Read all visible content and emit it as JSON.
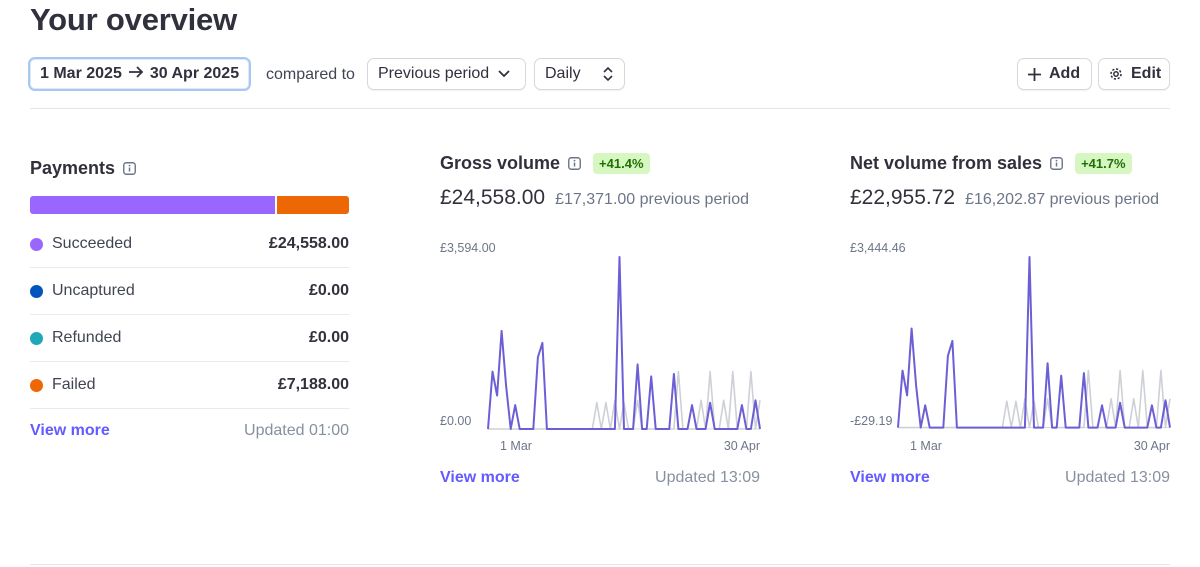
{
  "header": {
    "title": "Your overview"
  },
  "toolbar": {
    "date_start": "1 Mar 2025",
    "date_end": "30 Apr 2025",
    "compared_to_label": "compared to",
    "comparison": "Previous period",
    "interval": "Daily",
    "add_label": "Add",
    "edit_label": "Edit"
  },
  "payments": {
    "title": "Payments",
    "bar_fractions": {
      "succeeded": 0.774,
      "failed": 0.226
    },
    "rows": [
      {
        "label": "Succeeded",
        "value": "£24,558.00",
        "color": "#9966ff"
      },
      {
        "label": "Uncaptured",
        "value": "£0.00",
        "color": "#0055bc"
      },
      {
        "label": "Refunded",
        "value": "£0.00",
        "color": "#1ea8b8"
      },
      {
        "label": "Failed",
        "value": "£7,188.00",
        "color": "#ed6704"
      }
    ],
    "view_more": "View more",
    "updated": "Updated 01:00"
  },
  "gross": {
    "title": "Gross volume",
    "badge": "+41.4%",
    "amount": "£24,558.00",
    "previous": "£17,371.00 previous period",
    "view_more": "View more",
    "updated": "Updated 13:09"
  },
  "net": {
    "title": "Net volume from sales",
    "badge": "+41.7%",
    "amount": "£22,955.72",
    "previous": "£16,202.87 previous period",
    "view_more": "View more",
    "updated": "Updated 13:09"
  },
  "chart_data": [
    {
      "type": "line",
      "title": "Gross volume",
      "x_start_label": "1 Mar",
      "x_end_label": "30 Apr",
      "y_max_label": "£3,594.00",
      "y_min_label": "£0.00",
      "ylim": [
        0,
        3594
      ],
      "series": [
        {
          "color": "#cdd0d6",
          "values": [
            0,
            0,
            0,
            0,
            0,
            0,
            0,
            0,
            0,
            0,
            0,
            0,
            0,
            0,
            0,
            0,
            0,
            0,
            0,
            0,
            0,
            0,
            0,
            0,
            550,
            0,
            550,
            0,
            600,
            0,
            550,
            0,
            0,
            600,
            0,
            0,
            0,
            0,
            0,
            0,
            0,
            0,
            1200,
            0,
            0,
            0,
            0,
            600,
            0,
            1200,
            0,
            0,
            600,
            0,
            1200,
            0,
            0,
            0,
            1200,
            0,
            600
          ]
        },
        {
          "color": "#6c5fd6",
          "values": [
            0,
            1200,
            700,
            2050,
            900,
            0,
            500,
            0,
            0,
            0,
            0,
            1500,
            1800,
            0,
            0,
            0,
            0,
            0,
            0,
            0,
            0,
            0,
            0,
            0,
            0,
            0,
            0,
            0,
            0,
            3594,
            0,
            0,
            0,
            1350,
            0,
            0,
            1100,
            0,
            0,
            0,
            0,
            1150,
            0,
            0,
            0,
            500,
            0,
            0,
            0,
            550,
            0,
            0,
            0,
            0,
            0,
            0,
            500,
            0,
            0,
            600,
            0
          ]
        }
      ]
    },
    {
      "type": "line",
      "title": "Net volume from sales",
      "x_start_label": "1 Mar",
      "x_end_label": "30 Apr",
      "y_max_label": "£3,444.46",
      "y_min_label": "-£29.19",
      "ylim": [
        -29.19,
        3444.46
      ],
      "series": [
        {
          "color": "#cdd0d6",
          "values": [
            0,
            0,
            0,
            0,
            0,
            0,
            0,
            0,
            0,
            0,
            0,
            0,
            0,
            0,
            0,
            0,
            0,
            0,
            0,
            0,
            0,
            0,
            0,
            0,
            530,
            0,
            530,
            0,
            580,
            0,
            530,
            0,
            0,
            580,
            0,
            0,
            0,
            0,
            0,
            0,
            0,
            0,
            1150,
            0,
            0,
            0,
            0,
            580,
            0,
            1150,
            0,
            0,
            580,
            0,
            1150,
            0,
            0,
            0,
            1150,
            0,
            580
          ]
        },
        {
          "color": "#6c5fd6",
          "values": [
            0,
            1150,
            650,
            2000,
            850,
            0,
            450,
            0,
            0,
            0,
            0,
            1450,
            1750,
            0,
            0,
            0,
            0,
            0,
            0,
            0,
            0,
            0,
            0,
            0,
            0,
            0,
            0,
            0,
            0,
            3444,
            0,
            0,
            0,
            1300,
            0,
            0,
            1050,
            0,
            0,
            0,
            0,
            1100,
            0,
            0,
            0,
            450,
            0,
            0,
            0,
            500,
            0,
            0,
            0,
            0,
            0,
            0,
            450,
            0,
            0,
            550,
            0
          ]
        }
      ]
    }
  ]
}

·····

### Task requirements
Without the pictures, repeat all the records word for word.

### Right answer
Read all visible content and emit it as JSON.
{
  "header": {
    "title": "Your overview"
  },
  "toolbar": {
    "date_start": "1 Mar 2025",
    "date_end": "30 Apr 2025",
    "compared_to_label": "compared to",
    "comparison": "Previous period",
    "interval": "Daily",
    "add_label": "Add",
    "edit_label": "Edit"
  },
  "payments": {
    "title": "Payments",
    "bar_fractions": {
      "succeeded": 0.774,
      "failed": 0.226
    },
    "rows": [
      {
        "label": "Succeeded",
        "value": "£24,558.00",
        "color": "#9966ff"
      },
      {
        "label": "Uncaptured",
        "value": "£0.00",
        "color": "#0055bc"
      },
      {
        "label": "Refunded",
        "value": "£0.00",
        "color": "#1ea8b8"
      },
      {
        "label": "Failed",
        "value": "£7,188.00",
        "color": "#ed6704"
      }
    ],
    "view_more": "View more",
    "updated": "Updated 01:00"
  },
  "gross": {
    "title": "Gross volume",
    "badge": "+41.4%",
    "amount": "£24,558.00",
    "previous": "£17,371.00 previous period",
    "view_more": "View more",
    "updated": "Updated 13:09"
  },
  "net": {
    "title": "Net volume from sales",
    "badge": "+41.7%",
    "amount": "£22,955.72",
    "previous": "£16,202.87 previous period",
    "view_more": "View more",
    "updated": "Updated 13:09"
  },
  "chart_data": [
    {
      "type": "line",
      "title": "Gross volume",
      "x_start_label": "1 Mar",
      "x_end_label": "30 Apr",
      "y_max_label": "£3,594.00",
      "y_min_label": "£0.00",
      "ylim": [
        0,
        3594
      ],
      "series": [
        {
          "color": "#cdd0d6",
          "values": [
            0,
            0,
            0,
            0,
            0,
            0,
            0,
            0,
            0,
            0,
            0,
            0,
            0,
            0,
            0,
            0,
            0,
            0,
            0,
            0,
            0,
            0,
            0,
            0,
            550,
            0,
            550,
            0,
            600,
            0,
            550,
            0,
            0,
            600,
            0,
            0,
            0,
            0,
            0,
            0,
            0,
            0,
            1200,
            0,
            0,
            0,
            0,
            600,
            0,
            1200,
            0,
            0,
            600,
            0,
            1200,
            0,
            0,
            0,
            1200,
            0,
            600
          ]
        },
        {
          "color": "#6c5fd6",
          "values": [
            0,
            1200,
            700,
            2050,
            900,
            0,
            500,
            0,
            0,
            0,
            0,
            1500,
            1800,
            0,
            0,
            0,
            0,
            0,
            0,
            0,
            0,
            0,
            0,
            0,
            0,
            0,
            0,
            0,
            0,
            3594,
            0,
            0,
            0,
            1350,
            0,
            0,
            1100,
            0,
            0,
            0,
            0,
            1150,
            0,
            0,
            0,
            500,
            0,
            0,
            0,
            550,
            0,
            0,
            0,
            0,
            0,
            0,
            500,
            0,
            0,
            600,
            0
          ]
        }
      ]
    },
    {
      "type": "line",
      "title": "Net volume from sales",
      "x_start_label": "1 Mar",
      "x_end_label": "30 Apr",
      "y_max_label": "£3,444.46",
      "y_min_label": "-£29.19",
      "ylim": [
        -29.19,
        3444.46
      ],
      "series": [
        {
          "color": "#cdd0d6",
          "values": [
            0,
            0,
            0,
            0,
            0,
            0,
            0,
            0,
            0,
            0,
            0,
            0,
            0,
            0,
            0,
            0,
            0,
            0,
            0,
            0,
            0,
            0,
            0,
            0,
            530,
            0,
            530,
            0,
            580,
            0,
            530,
            0,
            0,
            580,
            0,
            0,
            0,
            0,
            0,
            0,
            0,
            0,
            1150,
            0,
            0,
            0,
            0,
            580,
            0,
            1150,
            0,
            0,
            580,
            0,
            1150,
            0,
            0,
            0,
            1150,
            0,
            580
          ]
        },
        {
          "color": "#6c5fd6",
          "values": [
            0,
            1150,
            650,
            2000,
            850,
            0,
            450,
            0,
            0,
            0,
            0,
            1450,
            1750,
            0,
            0,
            0,
            0,
            0,
            0,
            0,
            0,
            0,
            0,
            0,
            0,
            0,
            0,
            0,
            0,
            3444,
            0,
            0,
            0,
            1300,
            0,
            0,
            1050,
            0,
            0,
            0,
            0,
            1100,
            0,
            0,
            0,
            450,
            0,
            0,
            0,
            500,
            0,
            0,
            0,
            0,
            0,
            0,
            450,
            0,
            0,
            550,
            0
          ]
        }
      ]
    }
  ]
}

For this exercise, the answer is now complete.